[Excerpt from a dataset]
--- begin ---

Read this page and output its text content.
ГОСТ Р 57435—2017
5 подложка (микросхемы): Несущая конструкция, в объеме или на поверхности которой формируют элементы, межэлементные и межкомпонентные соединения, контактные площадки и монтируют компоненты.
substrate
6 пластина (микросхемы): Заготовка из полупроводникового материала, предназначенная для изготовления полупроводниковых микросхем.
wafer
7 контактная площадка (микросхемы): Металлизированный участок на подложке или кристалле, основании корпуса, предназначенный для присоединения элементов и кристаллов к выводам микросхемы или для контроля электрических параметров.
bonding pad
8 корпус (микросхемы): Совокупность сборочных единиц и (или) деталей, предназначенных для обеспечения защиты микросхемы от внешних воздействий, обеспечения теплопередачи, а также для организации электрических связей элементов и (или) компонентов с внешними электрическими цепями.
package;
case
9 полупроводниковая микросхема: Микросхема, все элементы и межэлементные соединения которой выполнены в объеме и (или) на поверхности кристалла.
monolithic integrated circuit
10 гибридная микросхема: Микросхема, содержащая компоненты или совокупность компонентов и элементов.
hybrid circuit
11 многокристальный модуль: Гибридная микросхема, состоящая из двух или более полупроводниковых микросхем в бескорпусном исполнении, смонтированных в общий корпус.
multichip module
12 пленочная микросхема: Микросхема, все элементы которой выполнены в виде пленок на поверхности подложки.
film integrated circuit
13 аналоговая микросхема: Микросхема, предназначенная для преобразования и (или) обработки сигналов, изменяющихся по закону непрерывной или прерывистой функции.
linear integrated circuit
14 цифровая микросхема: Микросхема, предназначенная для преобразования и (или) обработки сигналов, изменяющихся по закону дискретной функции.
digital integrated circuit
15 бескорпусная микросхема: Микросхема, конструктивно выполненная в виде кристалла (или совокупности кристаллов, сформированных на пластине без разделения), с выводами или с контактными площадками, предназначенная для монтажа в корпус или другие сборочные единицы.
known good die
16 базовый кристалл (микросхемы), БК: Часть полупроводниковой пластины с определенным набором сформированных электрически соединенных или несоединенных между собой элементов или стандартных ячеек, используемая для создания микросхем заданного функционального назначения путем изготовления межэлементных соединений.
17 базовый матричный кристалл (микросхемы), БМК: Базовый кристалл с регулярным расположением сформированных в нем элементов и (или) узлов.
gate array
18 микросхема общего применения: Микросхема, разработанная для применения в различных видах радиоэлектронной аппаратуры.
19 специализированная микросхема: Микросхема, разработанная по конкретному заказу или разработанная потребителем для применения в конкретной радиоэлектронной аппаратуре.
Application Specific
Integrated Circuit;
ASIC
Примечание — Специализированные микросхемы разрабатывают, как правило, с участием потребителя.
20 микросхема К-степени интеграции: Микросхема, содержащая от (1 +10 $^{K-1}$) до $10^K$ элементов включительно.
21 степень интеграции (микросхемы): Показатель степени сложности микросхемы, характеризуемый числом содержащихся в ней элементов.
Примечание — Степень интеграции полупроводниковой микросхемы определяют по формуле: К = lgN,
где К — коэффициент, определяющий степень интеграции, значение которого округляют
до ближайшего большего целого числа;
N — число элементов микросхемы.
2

--- end ---
--- begin ---

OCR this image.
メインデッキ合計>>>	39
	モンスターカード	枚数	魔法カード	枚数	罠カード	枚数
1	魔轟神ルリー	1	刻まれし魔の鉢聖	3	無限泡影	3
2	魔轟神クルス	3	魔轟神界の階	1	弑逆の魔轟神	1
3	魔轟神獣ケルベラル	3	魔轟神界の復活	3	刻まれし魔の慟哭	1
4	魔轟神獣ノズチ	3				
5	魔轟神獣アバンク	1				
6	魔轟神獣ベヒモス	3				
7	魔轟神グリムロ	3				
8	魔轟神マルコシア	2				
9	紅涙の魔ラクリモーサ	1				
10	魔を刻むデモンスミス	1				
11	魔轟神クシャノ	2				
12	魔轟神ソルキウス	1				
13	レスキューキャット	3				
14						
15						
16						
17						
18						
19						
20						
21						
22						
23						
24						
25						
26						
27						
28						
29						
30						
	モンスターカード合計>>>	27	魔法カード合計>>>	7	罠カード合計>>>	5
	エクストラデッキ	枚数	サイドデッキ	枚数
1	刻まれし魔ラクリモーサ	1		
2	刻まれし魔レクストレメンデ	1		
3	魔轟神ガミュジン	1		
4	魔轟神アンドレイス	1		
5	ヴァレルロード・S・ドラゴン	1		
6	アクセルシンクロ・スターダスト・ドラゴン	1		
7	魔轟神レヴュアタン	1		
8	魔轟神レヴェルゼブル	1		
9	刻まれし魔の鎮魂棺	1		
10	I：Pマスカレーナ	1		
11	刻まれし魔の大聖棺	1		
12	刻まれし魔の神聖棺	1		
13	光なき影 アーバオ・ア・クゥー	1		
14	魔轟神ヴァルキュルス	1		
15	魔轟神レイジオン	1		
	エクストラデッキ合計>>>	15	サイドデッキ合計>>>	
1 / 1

--- end ---

Instruction: Give only the number of lines that include the word "полупроводниковых".

Expected answer: 2